Saved entries:
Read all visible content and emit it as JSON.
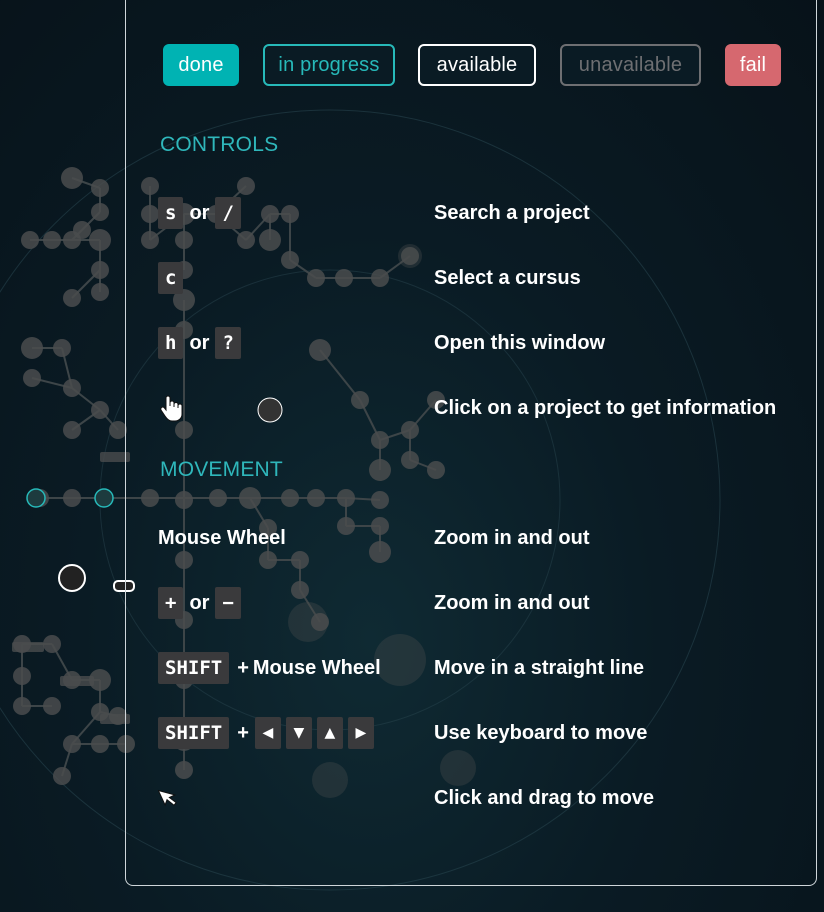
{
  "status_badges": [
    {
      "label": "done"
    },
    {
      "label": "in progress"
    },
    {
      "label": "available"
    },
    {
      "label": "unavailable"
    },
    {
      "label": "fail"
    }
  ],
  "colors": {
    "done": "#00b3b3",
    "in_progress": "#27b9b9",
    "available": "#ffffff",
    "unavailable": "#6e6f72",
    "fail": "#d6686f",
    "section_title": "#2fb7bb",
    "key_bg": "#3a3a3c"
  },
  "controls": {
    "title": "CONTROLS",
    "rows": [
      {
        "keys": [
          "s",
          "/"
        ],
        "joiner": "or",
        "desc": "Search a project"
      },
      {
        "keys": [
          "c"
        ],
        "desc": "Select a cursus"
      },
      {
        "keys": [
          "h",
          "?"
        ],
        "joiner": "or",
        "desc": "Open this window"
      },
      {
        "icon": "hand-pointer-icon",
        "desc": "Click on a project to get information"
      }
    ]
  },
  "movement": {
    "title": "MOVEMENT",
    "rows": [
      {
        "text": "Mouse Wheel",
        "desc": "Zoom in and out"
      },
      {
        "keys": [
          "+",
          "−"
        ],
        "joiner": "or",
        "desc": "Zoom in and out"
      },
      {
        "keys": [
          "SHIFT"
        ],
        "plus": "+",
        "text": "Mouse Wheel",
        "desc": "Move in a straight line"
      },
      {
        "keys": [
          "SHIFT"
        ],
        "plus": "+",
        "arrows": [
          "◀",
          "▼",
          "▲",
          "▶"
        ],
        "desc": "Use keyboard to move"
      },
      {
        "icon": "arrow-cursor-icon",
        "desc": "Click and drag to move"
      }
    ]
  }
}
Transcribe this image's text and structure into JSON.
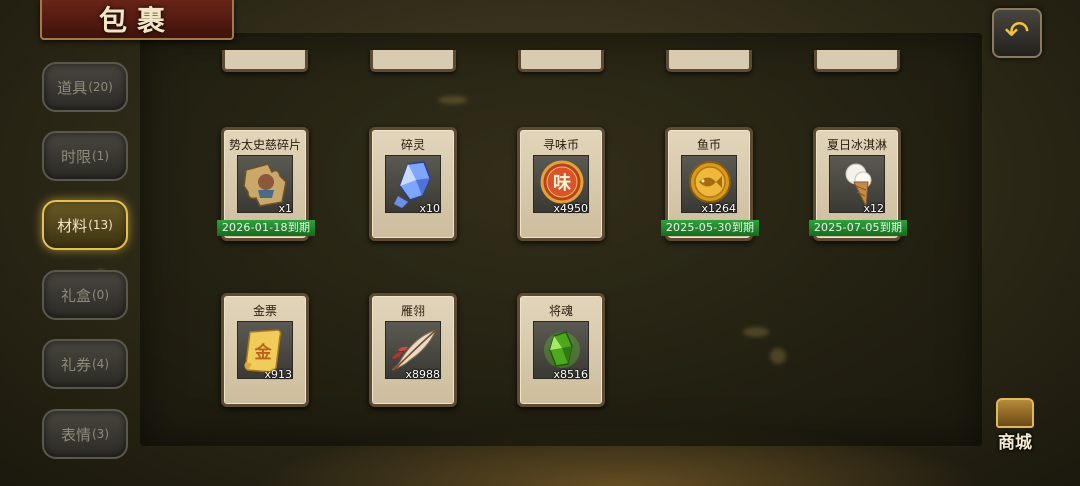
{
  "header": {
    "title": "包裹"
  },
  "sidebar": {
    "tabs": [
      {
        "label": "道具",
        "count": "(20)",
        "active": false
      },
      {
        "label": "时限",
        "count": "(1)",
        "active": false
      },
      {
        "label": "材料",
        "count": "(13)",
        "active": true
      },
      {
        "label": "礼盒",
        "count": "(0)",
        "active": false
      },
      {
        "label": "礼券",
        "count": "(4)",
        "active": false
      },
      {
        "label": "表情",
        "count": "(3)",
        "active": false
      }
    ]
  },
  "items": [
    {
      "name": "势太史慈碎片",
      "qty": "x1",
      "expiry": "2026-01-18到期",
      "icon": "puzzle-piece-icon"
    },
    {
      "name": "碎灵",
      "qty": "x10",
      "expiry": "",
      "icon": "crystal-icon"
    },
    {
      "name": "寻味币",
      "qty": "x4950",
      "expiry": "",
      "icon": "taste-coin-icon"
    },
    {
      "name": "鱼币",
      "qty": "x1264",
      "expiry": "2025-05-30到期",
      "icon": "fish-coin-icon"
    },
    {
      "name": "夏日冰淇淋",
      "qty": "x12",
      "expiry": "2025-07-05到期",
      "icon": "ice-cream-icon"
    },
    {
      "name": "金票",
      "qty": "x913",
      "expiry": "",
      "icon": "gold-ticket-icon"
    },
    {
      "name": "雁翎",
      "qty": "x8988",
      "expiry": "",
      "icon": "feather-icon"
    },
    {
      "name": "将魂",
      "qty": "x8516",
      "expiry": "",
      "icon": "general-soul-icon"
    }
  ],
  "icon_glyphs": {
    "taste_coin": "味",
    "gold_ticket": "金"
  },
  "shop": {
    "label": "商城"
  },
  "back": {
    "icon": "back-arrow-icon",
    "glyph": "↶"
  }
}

The problem |
In the entries above, find each line with the string "desc" and copy it.

Solution to the exercise |
        "desc": "Search a project"
        "desc": "Select a cursus"
        "desc": "Open this window"
        "desc": "Click on a project to get information"
        "desc": "Zoom in and out"
        "desc": "Zoom in and out"
        "desc": "Move in a straight line"
        "desc": "Use keyboard to move"
        "desc": "Click and drag to move"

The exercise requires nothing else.